→ DATA SUPPLIED:

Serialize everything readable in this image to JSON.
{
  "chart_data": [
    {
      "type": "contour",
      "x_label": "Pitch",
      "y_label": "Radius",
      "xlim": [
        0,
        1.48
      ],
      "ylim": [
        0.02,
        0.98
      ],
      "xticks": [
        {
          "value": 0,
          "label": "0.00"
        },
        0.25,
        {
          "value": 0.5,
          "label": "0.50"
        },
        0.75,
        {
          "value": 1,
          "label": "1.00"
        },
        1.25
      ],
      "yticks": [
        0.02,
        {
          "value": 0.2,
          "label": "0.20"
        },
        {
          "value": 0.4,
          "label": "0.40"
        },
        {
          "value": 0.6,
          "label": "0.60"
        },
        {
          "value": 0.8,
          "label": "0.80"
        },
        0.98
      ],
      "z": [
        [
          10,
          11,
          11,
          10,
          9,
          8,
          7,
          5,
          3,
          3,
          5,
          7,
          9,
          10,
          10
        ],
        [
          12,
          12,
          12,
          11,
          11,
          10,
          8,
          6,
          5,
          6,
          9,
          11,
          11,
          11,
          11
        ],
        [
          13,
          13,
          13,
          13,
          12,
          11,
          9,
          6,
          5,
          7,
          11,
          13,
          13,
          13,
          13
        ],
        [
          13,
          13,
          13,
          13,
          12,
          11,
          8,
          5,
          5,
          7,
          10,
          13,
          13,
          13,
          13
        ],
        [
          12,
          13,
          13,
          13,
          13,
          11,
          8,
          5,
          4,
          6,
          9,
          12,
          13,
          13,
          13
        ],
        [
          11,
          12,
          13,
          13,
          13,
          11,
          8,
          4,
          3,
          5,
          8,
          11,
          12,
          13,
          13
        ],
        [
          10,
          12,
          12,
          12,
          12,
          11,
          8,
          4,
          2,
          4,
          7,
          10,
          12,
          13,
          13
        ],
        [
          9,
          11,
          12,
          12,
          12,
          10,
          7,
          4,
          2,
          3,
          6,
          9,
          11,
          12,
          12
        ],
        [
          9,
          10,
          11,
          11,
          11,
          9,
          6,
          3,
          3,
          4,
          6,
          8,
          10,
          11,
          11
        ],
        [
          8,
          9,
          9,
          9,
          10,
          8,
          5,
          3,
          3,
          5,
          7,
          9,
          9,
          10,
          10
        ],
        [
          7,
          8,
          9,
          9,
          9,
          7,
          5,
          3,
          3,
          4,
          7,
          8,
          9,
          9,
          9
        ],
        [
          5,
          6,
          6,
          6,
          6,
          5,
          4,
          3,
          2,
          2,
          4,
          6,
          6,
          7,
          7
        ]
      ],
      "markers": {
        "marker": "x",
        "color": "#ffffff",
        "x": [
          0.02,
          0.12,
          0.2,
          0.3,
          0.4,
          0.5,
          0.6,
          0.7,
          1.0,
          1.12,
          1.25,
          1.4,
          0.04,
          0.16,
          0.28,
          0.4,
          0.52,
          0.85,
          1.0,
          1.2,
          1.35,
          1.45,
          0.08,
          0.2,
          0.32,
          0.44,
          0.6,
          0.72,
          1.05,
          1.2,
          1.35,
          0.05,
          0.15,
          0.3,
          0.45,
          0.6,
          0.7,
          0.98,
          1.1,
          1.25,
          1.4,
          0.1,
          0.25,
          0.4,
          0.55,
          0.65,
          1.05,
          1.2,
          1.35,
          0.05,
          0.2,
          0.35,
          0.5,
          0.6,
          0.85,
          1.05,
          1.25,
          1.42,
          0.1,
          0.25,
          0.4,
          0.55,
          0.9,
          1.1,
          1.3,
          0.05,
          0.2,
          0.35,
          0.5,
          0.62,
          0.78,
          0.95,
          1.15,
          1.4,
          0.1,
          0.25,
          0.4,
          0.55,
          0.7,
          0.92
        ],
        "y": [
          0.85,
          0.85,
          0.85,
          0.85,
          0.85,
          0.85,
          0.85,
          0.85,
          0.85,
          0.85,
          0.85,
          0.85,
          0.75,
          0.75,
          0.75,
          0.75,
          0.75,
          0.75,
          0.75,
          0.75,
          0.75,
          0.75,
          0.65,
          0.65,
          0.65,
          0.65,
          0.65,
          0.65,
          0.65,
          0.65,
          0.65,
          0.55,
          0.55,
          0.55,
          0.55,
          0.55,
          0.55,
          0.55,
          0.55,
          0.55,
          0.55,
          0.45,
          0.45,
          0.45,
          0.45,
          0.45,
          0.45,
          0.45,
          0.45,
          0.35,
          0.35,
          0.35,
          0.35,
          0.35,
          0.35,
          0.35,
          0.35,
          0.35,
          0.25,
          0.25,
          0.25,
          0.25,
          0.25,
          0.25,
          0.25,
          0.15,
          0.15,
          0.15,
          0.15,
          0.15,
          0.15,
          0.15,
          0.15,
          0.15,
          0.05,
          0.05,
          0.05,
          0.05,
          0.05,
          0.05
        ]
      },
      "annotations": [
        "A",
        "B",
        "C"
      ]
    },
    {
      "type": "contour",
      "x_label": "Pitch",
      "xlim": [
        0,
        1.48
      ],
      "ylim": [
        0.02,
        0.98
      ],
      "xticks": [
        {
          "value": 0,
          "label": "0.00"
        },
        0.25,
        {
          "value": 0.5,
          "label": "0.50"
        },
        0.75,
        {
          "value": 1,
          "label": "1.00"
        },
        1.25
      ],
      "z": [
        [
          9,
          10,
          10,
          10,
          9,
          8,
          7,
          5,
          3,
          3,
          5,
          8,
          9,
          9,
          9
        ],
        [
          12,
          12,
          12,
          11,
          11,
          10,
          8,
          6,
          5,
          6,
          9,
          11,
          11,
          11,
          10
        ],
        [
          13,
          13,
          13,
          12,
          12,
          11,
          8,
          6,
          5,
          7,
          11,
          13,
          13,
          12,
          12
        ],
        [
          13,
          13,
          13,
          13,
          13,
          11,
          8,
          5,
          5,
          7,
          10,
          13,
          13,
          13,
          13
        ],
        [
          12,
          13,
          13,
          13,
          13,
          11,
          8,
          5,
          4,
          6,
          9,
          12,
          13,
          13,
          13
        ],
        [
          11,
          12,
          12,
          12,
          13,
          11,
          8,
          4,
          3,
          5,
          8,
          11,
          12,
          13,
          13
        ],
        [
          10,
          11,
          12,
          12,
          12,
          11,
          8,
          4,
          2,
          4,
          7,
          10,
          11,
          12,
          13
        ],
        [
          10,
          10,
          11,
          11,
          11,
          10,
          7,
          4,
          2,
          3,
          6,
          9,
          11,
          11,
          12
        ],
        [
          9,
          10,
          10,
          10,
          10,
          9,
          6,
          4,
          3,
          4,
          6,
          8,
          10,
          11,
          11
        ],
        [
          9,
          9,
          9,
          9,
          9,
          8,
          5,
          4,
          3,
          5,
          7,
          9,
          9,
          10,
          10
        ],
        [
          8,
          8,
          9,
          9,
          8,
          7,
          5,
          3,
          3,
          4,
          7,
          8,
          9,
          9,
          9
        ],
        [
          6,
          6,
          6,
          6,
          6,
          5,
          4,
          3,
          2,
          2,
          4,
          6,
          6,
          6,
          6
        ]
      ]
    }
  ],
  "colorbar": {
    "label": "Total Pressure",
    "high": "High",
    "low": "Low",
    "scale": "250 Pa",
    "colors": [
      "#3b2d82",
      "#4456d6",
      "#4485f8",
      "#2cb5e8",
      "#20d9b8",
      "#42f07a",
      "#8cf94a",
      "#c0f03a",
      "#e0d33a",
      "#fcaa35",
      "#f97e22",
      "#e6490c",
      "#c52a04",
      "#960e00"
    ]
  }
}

→ YOUR GOAL: Pull out each line of the records holding the string "value".

→ THE RESULT:
          "value": 0,
          "value": 0.5,
          "value": 1,
          "value": 0.2,
          "value": 0.4,
          "value": 0.6,
          "value": 0.8,
          "value": 0,
          "value": 0.5,
          "value": 1,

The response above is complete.